* Required action 1
Answer these about the frameloop execution-order text:
(a) Which function copies the ECS Transform to the Three.js Ref?
(b) How many times per second does gameTick run its tick sub-systems?
(c) How many dirty chunks does buildDirtyChunks build in each frame?
* Required action 2
Sum up the frameloop execution-order text in two sentences.
* Required action 3
Pick up the frameloop execution-order text where it stops and write what comes next.

START Text segment

4. Frameloop & System Execution Order

Execution Order (frameloop.ts:25-55)

Every animation frame, systems run in this exact order:

Phase 1: Input & Spatial
  updateTime(world)              // compute delta from performance.now()
  pollCameraInput(world)         // consume PointerInput deltas -> camera orbit targets
  handlePlayerTap(world)         // consume tap event -> set player MovementTarget
  updateSpatialHashing(world)    // insert/update entities in spatial hash grid
  cleanupSpatialHashMap(world)   // remove dead entities from spatial hash

Phase 2: Camera & Transform
  updateCamera(world)            // lerp camera orbit toward targets, compute final position
  syncTransformToRef(world)      // copy ECS Transform -> Three.js Ref (one-way)

Phase 3: UI
  syncHudWithPlayer(world)       // player Health/Resource -> HUD bar entities
  updateDialogTimers(world)      // tick dialog auto-dismiss timers, destroy expired

Phase 4: Movement & Game Logic
  updateMovement(world)          // move entities toward MovementTarget each frame
  gameTick(world)                // fixed-timestep accumulator: runs tick sub-systems at 4/sec

Phase 5: Terrain Pipeline
  streamChunks(world)            // spawn/destroy chunk entities based on player position
  loadAuthoredChunks(world)      // async fetch .bin files for IsLoading chunks
  buildDirtyChunks(world)        // build BufferGeometry for ONE dirty chunk per frame

Why This Order?

END Text segment
START Source information

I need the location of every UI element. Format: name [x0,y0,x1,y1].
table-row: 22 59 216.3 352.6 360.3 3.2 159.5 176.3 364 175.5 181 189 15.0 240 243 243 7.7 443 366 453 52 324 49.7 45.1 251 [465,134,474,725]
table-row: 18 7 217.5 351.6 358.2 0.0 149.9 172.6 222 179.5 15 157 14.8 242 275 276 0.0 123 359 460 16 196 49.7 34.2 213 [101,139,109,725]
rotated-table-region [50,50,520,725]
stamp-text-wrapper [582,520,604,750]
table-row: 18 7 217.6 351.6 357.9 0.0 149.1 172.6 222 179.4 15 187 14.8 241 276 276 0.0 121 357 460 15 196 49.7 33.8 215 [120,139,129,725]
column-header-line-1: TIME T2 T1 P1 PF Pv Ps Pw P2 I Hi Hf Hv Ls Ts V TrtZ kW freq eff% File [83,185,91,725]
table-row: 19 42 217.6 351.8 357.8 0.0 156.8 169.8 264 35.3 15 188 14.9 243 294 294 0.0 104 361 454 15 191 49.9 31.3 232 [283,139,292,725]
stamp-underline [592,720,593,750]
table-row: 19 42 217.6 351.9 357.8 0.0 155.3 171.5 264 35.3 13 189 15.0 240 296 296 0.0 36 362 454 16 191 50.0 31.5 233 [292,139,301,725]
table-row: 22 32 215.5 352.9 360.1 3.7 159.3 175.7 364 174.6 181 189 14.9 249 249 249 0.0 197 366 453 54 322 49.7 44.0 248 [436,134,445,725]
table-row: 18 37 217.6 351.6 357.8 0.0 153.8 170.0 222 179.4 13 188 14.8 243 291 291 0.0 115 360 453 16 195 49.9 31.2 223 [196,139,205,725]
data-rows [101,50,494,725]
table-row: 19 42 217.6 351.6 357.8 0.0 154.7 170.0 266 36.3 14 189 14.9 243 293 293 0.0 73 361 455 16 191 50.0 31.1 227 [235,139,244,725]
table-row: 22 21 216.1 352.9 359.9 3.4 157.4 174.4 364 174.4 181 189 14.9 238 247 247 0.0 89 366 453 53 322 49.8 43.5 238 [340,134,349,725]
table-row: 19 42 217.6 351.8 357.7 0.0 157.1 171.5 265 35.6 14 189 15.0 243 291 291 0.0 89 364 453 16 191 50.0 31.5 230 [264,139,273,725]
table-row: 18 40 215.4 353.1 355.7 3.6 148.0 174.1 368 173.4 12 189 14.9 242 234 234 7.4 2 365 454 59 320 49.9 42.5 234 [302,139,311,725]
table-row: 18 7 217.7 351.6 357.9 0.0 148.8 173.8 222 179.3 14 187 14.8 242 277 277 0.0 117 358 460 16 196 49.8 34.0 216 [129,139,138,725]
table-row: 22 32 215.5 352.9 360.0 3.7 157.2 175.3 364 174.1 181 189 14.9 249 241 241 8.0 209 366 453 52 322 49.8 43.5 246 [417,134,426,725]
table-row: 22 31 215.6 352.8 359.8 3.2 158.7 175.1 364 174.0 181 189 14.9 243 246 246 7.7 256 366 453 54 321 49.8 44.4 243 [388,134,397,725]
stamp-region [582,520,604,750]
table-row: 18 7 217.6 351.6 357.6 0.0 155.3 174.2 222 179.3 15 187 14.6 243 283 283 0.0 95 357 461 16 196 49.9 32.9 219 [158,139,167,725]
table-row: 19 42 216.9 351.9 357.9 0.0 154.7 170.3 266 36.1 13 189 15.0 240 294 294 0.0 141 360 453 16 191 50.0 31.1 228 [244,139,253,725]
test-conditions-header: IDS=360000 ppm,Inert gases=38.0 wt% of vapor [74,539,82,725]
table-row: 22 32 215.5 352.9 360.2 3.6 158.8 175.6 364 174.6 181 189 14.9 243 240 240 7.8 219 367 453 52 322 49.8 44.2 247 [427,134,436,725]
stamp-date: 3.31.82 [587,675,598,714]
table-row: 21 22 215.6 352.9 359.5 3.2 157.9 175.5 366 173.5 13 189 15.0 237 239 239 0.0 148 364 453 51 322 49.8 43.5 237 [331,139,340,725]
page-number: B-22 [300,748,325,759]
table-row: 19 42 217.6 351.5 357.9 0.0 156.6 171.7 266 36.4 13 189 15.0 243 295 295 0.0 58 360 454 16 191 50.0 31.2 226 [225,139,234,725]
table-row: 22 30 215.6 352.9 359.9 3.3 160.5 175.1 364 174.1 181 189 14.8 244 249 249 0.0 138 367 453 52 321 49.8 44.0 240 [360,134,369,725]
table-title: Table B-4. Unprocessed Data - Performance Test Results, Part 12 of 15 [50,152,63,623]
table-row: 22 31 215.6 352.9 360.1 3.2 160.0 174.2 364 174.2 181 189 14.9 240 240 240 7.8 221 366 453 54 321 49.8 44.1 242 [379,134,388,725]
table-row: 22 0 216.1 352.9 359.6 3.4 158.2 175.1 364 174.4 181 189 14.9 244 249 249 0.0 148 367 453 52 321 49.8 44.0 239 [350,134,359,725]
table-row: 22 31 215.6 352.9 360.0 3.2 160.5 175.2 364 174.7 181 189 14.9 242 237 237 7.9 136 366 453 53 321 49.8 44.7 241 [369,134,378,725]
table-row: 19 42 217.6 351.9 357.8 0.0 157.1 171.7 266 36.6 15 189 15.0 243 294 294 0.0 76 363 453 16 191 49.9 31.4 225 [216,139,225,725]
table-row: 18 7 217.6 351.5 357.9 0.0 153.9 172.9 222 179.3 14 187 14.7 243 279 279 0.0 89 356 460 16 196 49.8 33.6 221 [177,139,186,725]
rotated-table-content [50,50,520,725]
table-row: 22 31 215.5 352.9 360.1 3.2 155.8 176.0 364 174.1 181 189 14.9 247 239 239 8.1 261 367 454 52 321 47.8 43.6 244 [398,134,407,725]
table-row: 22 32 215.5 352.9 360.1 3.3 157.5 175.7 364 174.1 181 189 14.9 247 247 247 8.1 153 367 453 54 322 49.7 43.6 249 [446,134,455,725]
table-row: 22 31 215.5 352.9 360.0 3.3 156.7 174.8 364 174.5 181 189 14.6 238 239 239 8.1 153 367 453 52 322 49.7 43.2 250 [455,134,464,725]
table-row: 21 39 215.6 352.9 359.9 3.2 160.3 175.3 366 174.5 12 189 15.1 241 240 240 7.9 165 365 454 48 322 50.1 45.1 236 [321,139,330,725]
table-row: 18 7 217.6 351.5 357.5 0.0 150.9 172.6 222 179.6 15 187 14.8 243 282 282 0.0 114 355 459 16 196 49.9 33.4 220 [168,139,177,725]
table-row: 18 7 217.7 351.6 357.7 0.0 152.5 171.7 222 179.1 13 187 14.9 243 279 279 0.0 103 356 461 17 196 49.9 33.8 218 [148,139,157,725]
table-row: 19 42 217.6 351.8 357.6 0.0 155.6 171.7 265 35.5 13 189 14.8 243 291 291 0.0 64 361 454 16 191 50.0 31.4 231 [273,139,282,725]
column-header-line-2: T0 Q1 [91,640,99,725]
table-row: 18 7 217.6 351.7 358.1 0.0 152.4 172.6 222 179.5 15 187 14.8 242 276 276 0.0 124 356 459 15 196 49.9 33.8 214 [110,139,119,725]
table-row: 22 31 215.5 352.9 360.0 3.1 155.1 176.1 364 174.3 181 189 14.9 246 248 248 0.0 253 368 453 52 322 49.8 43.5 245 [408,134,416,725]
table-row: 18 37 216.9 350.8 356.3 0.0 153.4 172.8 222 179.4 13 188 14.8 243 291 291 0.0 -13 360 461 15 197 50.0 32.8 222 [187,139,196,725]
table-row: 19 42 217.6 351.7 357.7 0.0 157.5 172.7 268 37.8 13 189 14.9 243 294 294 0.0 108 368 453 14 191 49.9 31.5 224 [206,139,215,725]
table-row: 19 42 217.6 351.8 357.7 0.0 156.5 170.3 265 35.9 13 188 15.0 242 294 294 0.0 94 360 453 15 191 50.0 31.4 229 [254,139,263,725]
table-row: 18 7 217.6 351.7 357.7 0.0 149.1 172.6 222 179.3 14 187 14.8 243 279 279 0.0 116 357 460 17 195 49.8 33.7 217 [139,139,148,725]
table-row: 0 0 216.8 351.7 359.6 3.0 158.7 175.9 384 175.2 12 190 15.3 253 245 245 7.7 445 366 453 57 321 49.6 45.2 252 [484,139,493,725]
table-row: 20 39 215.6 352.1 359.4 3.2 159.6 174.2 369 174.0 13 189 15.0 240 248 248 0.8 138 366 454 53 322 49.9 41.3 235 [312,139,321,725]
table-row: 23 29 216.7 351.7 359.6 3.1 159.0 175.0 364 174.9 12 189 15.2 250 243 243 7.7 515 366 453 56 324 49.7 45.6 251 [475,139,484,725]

END Source information

* Task response 1
(a) syncTransformToRef
(b) 4
(c) One

* Task response 2
Every animation frame, systems run in a fixed order across five phases: input and spatial, camera and transform, UI, movement and game logic, and the terrain pipeline. In that order, gameTick uses a fixed-timestep accumulator to run tick sub-systems at 4 per second, and buildDirtyChunks builds BufferGeometry for one dirty chunk per frame.

* Task response 3
  • Input first: pollCameraInput and handlePlayerTap consume accumulated pointer deltas before camera or movement systems read them, preventing one-frame-old input.
  • Spatial before camera: Spatial hashing must be current so handlePlayerTap raycast queries work against up-to-date positions.
  • Camera before transform sync: Camera orbit math runs before syncTransformToRef copies positions to Three.js, so the renderer sees the latest camera position this frame.
  • UI after transform sync: HUD reads player stats after combat/movement have updated them, so bars never show stale values.
  • Movement before gameTick: Smooth per-frame movement runs before fixed-timestep game logic so positions are current when combat range checks fire.
  • Terrain last: Terrain streaming and building are the most expensive operations and don't affect gameplay logic. Running them last means if a frame is over budget, the latency is in terrain loading rather than input responsiveness.

Fixed-Timestep Game Tick (systems/game-tick.ts)

typescript
export function gameTick(world: World) {
  const gt = world.get(GameTick)!;
  gt.accumulatedMs += time.delta * 1000;

  while (gt.accumulatedMs >= TICK_MS) {   // TICK_MS = 250 (4 ticks/sec)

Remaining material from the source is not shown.